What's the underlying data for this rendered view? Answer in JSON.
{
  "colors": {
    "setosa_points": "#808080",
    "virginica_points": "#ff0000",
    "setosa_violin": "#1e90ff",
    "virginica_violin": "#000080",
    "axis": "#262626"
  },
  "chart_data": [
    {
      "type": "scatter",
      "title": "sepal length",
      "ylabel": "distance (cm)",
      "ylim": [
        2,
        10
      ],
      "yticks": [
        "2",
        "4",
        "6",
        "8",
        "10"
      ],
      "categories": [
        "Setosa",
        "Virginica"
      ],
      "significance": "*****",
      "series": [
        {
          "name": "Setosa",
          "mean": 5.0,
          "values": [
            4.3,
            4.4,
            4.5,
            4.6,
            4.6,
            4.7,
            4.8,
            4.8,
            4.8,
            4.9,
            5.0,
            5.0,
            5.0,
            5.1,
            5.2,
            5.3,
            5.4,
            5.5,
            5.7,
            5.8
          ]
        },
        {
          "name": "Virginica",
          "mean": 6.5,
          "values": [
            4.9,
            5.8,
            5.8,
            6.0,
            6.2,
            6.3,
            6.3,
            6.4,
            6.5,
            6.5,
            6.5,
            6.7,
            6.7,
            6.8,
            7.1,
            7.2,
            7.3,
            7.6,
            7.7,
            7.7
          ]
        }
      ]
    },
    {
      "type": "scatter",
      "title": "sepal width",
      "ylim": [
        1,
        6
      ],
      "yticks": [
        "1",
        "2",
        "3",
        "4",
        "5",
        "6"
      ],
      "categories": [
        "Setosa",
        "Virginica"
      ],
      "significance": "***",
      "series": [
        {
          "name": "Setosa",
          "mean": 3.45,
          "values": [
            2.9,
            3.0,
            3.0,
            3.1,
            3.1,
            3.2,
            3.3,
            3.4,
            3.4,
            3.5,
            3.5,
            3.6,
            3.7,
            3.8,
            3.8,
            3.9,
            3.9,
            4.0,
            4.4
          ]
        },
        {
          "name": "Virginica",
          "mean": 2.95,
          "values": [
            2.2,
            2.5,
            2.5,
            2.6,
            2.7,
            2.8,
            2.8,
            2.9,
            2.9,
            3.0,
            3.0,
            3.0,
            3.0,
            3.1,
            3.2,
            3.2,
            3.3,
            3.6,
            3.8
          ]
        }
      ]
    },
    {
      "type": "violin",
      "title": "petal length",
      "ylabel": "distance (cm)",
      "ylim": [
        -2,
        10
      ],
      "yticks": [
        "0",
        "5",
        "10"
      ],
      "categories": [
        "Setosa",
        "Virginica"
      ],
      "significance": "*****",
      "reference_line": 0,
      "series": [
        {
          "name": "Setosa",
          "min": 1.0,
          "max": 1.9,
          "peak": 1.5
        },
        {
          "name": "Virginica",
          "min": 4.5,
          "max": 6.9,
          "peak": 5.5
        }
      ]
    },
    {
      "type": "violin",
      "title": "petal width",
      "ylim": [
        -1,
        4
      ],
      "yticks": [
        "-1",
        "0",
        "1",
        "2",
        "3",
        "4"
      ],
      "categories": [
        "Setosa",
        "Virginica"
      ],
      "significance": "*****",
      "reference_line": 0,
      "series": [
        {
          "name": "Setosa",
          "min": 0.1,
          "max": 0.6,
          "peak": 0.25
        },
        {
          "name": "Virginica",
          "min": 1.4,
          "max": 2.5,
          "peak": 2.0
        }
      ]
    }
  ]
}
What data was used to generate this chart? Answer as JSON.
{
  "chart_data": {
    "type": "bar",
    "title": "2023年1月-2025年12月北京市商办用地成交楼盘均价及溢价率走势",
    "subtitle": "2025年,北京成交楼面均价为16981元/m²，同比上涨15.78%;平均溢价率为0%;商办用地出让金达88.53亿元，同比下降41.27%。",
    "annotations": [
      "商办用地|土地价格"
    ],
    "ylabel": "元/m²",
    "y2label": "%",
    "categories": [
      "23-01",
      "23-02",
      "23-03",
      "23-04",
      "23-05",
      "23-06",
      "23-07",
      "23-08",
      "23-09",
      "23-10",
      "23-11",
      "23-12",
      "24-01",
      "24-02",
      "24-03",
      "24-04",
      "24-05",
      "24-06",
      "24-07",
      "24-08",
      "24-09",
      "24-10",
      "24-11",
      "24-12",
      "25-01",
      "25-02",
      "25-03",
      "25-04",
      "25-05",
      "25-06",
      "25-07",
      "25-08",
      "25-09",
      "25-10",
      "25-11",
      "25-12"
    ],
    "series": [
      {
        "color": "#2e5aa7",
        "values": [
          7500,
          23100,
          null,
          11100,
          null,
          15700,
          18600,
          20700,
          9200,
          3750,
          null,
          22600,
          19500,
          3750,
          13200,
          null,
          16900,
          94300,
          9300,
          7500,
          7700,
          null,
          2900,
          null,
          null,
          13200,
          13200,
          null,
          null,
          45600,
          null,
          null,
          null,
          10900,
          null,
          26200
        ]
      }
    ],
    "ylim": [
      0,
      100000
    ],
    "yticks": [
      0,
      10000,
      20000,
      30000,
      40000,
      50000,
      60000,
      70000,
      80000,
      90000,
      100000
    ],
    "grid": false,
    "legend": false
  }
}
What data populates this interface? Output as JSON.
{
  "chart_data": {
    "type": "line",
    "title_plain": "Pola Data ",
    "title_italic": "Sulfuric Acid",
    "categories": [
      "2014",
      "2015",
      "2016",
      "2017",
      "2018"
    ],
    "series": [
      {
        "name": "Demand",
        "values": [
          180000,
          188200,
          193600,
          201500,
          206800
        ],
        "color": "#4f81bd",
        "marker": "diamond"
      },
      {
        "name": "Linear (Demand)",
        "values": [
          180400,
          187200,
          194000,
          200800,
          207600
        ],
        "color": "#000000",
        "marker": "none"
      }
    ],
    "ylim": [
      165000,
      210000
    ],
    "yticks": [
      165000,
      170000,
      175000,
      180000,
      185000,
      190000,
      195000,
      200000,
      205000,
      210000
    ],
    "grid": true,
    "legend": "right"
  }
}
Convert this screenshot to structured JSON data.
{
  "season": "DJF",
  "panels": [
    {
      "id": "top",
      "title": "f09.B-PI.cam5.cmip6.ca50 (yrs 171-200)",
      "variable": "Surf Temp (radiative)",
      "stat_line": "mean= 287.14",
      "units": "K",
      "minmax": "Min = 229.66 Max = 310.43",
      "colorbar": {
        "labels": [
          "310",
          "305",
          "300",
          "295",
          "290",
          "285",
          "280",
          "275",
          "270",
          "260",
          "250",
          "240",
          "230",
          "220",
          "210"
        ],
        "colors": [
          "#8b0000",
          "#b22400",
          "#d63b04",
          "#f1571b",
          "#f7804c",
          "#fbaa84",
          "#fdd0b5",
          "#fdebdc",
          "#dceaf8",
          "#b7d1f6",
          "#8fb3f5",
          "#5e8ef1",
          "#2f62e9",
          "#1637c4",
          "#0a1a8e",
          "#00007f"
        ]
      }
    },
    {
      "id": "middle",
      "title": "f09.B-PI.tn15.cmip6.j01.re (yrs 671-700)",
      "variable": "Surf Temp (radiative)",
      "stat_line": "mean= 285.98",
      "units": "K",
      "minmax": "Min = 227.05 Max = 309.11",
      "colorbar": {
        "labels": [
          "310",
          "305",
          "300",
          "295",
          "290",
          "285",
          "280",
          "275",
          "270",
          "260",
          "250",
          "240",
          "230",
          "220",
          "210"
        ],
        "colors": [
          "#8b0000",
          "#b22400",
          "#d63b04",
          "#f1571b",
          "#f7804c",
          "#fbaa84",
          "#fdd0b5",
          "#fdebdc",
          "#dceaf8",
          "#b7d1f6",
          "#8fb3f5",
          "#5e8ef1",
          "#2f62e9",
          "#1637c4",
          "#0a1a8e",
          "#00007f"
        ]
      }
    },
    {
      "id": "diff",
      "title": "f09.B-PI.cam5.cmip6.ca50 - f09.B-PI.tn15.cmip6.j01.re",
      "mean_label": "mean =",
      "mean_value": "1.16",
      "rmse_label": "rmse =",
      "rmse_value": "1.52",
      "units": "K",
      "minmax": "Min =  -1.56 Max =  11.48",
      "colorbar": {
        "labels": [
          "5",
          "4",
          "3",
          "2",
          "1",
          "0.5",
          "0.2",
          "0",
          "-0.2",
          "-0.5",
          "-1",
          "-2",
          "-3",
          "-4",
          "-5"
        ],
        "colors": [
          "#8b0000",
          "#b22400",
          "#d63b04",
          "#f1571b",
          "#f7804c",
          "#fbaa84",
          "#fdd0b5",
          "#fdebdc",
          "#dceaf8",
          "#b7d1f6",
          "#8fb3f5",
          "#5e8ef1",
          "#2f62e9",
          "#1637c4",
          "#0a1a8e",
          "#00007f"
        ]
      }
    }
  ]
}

- [Problem to work on]: Identify the lines of the entries containing the string "minmax". Copy each such line.

- [Response to this exercise]:
      "minmax": "Min = 229.66 Max = 310.43",
      "minmax": "Min = 227.05 Max = 309.11",
      "minmax": "Min =  -1.56 Max =  11.48",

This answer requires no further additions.